_ÜBUNGSTEXT_
Ebenso ist auch das Regelwerk des Schachspiels vorgegeben, das auf einer DIN-A4-Seite ohne Probleme Platz fände.
Trotzdem sind die Möglichkeiten in diesem Spiel unerschöpflich:
Die Gangart der Figuren ist zwar determiniert, ihre Konstellation, ihre Anordnung auf dem Schachbrett ist allerdings (wenn man den vorgeschriebenen Pfad der Eröffnungstheorie verlässt) einzigartig.

 
Der nächste Zug ist an uns.
“Wohlan, mein Herz, und ziehe …” (in Anlehnung an das Stufengedicht aus Hesses Glasperlenspiel).

 
 
11 
 Februar 
 
2008

abgelegt in
Gedankenschau

 

Vom Ammenmärchen der menschlichen Monogamie

Vorab möchte ich mich von einer sexistisch anmutenden Sachdarstellung lossprechen und eine neutrale Position in dem schon seit Urzeiten wütenden Geschlechterkampf beziehen.

Gleichfalls möchte ich mich hinsichtlich der Erschaffung der Welt weder auf die Seite der bibelkonformen Kreationisten (“Gott erschuf Himmel und Erde”) noch auf jene der Evolutionsverfechter (“Urknall-Theorie”) schlagen, sondern eine Mittelstellung einnehmen: Die Erde sowie alle Lebens- und Erscheinungsformen in ihr sind Zufallsprodukte, allerdings durch eine verborgene, kreative Macht gewirkt (Schiller: […] und huldiget der furchtbar’n Macht, die richtend im Verborgnen wacht, die unerforschlich, unergründet des Schicksals dunklen Knäuel flicht […]).

_DEINE AUFGABE_
Schreibe den Übungstext über Schachspiel und menschliche Monogamie nach seinem letzten Satz weiter. Für diese Aufgabe sind die Einträge ohne Bedeutung.

_VORLIEGENDE EINTRÄGE_

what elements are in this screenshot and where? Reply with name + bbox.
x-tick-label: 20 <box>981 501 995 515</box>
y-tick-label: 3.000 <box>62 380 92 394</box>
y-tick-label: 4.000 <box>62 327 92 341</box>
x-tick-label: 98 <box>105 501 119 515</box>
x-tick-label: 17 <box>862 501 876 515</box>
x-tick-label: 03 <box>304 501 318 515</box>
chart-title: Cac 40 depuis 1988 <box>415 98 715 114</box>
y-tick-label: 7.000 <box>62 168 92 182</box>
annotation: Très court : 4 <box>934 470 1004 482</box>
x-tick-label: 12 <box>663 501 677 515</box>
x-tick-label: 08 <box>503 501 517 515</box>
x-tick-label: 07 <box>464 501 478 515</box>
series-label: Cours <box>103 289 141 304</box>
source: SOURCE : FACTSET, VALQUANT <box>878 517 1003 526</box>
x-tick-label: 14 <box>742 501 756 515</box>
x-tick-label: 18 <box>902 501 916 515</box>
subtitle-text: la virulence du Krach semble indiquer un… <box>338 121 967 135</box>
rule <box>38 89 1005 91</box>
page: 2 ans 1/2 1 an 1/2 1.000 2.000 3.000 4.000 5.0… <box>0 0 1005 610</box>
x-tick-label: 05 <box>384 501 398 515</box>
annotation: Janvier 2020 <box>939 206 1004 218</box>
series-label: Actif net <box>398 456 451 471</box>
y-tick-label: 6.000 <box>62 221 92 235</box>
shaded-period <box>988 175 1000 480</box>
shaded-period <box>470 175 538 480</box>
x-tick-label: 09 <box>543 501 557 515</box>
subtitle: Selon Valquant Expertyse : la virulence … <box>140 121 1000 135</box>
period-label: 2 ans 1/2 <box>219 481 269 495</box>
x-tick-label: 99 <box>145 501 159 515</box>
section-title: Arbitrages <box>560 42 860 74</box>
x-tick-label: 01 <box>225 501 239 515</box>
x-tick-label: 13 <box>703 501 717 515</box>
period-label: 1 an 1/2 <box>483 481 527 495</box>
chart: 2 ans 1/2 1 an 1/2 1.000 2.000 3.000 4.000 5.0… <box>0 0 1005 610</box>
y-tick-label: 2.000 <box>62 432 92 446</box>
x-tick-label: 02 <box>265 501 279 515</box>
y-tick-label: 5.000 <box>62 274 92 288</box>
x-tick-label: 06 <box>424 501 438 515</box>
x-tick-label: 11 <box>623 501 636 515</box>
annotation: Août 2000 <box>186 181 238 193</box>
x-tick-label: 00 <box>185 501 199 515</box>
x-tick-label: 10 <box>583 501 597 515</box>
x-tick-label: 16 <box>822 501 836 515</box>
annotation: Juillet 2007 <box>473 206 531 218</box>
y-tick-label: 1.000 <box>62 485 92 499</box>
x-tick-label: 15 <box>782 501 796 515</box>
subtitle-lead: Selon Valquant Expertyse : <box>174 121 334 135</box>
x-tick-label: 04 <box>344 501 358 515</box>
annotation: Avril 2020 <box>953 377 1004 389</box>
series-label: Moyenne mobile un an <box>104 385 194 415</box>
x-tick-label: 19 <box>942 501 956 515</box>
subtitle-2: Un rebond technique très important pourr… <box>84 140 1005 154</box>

_DAS ERGEBNIS_
Das ist allerdings – wie der Rest des Beitrags – nur eine Gedankenspielerei ohne wissenschaftlichen Fundus.

Gott stellt für mich ein Sammelbegriff aller Naturgesetze dar, abstrakt gesehen ein strukturschaffender Algorithmus, personalisiert betrachtet ein experimentierfreudiger Wissenschaftler, der in einer eigens angelegten Biosphäre (uns allen als Heimatplaneten „Erde“ bekannt) vor rund 4,6 Mrd. Jahren die wohl größte Versuchsreihe überhaupt startete.

“Zufälle” (innerhalb der Evolution) sind in diesem Kontext sehr wohl Würfelspiel im Weltengemenge.

Allerdings setzt(e) Gott oft gezielt “gezinkte Würfel” ein, um ein bestimmtes Ergebnis (z.B. bauliche Prinzipien, markante menschliche Erfindungen) zu erzwingen und zu beschleunigen.

Wichtig in seiner Versuchsreihe war ihm jeher eine Variationsbreite oder -biologisch ausgedrückt- ein Genpool, um durch größtmögliche Vielfalt das Potential möglicher Spezien voll auszuschöpfen.

Wie die breite Basis einer Pyraminde sich begünstigend auf die Stabilität und Höhe auswirkt, so garantiert ein großer Genpool durch Variabilität ein Höchstmaß an Anpassungsvermögen und damit Fortbestand einer Spezies in der Erdgeschichte.

Stagnation (Erstarrtheit) einer Art bedeutet für sie nicht nur Stillstand, sondern sie wird mittels natürlicher Selektion vom Platz des Weltgeschehens verwiesen.

Vielfalt ermöglicht Veränderung und ohne Veränderung gibt es kein Leben.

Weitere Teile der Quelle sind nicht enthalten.